• What is required
Scan the data below and pick out the lines containing the word "không".

• Entries supplied
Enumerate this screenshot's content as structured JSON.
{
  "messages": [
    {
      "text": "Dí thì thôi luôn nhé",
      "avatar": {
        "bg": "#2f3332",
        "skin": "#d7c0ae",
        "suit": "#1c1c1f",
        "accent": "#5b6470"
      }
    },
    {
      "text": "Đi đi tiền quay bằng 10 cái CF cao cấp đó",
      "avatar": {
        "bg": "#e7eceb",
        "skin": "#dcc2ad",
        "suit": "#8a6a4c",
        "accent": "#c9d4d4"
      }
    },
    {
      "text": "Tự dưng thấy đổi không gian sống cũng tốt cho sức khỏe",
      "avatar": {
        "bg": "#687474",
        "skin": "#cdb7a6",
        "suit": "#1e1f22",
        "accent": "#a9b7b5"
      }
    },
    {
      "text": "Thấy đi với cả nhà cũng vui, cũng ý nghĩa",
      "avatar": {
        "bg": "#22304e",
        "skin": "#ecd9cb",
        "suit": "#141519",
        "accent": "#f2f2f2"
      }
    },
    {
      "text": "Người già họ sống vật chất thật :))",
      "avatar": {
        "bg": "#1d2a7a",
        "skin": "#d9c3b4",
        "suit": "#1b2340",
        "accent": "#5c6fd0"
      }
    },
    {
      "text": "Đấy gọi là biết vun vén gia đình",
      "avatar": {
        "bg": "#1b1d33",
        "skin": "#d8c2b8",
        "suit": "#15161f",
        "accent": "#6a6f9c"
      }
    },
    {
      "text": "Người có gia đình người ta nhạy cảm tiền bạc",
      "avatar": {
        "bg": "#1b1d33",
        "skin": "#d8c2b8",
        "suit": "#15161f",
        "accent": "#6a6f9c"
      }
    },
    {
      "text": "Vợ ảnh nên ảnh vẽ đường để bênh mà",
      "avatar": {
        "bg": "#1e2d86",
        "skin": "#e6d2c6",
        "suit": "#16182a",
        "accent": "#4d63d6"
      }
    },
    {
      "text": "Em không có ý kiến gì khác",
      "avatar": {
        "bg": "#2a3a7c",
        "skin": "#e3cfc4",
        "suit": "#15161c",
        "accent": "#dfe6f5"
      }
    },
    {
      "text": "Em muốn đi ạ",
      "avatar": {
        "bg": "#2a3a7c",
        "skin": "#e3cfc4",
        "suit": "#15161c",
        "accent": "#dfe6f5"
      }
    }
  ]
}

• The answer
      "text": "Tự dưng thấy đổi không gian sống cũng tốt cho sức khỏe",
      "text": "Em không có ý kiến gì khác",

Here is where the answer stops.